Saved data entries:
══════

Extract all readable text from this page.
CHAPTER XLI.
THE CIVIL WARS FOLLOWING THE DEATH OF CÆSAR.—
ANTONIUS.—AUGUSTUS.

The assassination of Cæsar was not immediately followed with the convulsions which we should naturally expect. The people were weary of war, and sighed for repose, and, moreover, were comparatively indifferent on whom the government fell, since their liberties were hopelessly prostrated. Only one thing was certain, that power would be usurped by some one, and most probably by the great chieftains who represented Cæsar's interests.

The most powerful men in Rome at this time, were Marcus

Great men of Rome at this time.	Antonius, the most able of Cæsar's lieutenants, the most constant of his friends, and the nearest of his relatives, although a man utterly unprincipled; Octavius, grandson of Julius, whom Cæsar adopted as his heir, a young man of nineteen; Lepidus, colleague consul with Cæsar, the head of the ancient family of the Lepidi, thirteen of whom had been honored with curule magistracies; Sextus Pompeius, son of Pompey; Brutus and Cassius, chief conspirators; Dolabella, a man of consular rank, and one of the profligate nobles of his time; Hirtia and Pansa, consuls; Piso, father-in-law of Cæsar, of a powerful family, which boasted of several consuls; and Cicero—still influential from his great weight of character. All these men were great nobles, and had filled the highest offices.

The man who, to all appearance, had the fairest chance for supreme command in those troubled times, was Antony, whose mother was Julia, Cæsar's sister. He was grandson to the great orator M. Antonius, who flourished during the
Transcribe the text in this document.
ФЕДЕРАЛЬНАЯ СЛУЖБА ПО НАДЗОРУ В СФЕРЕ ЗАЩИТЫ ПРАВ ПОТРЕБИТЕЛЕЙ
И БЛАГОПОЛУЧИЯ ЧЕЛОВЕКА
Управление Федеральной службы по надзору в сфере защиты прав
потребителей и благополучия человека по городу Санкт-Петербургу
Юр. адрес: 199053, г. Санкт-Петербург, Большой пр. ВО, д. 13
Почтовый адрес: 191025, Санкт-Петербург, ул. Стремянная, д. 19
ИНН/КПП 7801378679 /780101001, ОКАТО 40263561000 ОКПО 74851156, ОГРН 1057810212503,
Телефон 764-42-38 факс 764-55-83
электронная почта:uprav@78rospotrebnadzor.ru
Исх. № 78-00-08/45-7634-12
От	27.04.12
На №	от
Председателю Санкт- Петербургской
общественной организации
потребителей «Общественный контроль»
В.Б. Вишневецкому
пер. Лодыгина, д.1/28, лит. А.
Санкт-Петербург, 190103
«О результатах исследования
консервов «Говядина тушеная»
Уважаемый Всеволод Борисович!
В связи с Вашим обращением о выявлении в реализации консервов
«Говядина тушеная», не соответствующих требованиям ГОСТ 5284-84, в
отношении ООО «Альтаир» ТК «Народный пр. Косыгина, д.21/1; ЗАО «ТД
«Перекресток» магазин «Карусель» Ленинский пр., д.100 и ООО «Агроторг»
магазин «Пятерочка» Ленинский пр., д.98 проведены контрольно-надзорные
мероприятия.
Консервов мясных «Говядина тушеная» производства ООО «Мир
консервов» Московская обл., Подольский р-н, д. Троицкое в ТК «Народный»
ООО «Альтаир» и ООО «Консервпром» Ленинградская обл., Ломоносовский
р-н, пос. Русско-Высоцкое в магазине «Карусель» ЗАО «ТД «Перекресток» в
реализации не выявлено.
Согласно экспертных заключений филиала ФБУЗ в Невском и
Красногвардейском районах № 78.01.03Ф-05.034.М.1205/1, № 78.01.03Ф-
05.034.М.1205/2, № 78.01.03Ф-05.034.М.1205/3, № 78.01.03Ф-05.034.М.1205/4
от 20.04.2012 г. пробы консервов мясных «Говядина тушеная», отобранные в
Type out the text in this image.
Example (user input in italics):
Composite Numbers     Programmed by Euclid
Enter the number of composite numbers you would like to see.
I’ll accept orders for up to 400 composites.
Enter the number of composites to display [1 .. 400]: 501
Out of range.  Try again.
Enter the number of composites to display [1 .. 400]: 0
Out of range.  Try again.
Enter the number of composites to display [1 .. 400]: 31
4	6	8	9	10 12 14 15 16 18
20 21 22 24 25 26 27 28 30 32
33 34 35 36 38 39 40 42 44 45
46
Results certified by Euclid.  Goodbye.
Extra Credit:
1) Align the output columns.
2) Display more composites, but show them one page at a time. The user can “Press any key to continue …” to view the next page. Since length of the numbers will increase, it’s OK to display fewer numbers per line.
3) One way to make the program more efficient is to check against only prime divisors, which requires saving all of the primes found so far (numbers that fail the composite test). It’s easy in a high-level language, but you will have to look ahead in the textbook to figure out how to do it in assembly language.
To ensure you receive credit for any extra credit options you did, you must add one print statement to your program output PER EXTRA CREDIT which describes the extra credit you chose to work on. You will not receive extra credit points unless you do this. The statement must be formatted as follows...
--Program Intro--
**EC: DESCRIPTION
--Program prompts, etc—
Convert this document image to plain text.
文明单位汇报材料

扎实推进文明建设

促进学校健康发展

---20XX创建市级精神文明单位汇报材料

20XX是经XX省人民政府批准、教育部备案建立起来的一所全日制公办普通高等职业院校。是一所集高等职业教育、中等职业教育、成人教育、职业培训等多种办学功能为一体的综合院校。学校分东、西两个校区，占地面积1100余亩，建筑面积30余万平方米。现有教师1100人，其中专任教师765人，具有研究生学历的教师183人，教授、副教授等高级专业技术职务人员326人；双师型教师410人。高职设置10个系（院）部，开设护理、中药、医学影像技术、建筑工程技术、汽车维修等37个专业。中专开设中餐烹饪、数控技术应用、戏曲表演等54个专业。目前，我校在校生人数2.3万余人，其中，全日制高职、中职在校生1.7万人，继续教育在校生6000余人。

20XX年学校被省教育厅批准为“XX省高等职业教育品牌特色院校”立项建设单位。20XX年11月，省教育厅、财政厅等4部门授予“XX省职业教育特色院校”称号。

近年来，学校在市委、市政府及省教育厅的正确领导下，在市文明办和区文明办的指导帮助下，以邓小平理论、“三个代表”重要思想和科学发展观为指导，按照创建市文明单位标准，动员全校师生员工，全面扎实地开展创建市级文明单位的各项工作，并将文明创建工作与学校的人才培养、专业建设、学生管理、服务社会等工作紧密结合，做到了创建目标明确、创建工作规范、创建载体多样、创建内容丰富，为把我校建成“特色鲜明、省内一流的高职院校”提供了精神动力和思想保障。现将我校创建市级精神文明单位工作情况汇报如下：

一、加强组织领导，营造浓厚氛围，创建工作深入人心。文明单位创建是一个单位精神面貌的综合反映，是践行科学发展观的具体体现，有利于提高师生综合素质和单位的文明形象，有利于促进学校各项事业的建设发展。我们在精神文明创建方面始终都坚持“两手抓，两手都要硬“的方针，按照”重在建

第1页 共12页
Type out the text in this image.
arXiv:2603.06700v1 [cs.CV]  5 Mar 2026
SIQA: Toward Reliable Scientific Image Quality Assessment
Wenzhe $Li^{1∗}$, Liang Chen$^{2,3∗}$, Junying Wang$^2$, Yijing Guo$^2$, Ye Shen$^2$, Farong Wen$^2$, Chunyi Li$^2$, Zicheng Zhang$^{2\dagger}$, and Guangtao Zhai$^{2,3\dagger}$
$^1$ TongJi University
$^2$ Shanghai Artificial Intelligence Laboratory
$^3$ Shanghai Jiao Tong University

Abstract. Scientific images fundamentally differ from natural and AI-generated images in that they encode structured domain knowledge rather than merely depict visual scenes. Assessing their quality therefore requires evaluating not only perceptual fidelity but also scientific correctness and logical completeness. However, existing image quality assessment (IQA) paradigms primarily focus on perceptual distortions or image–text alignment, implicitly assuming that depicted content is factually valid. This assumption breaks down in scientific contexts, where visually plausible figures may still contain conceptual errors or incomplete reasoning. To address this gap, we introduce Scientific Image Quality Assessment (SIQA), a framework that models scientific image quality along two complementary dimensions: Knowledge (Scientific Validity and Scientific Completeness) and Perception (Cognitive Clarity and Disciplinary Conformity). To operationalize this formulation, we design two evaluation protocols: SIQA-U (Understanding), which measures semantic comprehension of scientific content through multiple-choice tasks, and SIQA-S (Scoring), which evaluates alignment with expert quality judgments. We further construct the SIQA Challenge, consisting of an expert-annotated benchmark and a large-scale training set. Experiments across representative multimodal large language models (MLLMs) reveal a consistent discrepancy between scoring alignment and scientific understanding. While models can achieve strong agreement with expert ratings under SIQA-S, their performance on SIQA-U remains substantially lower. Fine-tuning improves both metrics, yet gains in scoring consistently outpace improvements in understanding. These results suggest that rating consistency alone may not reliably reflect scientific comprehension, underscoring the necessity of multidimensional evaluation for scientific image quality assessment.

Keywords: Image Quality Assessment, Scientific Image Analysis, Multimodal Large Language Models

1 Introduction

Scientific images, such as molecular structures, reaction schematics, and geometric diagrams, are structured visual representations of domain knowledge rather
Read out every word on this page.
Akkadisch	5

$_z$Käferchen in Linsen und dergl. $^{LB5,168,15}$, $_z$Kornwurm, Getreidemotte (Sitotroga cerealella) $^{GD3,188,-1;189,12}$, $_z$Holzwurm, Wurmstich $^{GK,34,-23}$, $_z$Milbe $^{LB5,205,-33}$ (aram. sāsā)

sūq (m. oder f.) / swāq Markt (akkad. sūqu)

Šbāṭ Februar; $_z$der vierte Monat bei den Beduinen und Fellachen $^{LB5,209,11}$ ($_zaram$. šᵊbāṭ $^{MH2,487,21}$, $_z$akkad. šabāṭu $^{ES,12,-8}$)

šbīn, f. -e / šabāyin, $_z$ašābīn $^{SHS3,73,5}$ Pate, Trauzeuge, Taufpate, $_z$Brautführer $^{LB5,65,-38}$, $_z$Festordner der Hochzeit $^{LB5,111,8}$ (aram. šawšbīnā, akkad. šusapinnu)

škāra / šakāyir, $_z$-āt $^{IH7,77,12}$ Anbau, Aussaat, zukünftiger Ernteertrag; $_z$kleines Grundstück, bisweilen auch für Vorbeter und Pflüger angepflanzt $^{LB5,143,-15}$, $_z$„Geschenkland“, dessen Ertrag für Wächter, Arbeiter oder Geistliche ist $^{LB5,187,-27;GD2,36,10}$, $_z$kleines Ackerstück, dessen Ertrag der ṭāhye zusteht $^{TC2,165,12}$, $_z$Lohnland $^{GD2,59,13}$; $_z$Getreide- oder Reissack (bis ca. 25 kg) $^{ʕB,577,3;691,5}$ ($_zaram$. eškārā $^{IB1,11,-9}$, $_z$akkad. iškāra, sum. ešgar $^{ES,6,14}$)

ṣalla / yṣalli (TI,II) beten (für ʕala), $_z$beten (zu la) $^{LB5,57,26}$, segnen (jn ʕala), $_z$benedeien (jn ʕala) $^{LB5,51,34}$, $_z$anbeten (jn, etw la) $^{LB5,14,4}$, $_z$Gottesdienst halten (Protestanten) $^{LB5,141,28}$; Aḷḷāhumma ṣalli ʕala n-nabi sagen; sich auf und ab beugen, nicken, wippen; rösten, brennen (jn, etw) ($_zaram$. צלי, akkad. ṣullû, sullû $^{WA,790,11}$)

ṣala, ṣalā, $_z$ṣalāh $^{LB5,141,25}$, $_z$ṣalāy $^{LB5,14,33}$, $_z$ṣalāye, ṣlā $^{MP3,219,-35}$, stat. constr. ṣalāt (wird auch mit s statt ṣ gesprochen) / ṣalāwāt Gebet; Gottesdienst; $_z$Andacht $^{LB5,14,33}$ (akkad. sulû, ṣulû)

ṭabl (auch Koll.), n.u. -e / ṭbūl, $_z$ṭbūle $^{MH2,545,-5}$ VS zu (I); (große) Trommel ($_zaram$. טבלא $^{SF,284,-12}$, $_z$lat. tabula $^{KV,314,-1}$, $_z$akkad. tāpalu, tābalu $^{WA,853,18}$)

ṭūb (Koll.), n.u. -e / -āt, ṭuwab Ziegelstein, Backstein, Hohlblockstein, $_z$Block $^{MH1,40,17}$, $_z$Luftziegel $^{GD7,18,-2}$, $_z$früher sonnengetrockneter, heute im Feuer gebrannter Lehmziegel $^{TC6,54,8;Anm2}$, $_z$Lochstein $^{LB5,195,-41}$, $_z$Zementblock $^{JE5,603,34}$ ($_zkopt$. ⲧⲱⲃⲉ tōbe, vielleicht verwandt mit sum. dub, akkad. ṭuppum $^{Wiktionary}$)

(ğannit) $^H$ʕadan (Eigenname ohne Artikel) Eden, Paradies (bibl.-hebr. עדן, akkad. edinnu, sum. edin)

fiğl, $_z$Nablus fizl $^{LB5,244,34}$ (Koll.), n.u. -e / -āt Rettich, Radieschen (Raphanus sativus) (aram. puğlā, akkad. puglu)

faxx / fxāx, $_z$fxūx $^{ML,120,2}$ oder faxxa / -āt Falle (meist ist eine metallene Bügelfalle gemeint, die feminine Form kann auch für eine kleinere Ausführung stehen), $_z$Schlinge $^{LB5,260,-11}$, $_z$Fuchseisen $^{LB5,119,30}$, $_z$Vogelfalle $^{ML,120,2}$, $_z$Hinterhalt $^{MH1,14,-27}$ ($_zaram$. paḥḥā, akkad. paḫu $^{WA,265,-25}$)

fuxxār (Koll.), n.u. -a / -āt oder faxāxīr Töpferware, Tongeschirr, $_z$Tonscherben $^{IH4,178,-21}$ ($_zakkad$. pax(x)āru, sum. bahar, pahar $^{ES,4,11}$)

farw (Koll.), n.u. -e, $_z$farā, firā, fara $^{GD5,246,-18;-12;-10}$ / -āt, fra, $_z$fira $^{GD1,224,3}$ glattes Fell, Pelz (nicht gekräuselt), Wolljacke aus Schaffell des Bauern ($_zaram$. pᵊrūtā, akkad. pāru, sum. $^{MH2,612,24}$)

══════

• **Task directions**: Locate each line with the word "Альтаир" and copy it.

• **Correct response**:
отношении ООО «Альтаир» ТК «Народный пр. Косыгина, д.21/1; ЗАО «ТД
ООО «Альтаир» и ООО «Консервпром» Ленинградская обл., Ломоносовский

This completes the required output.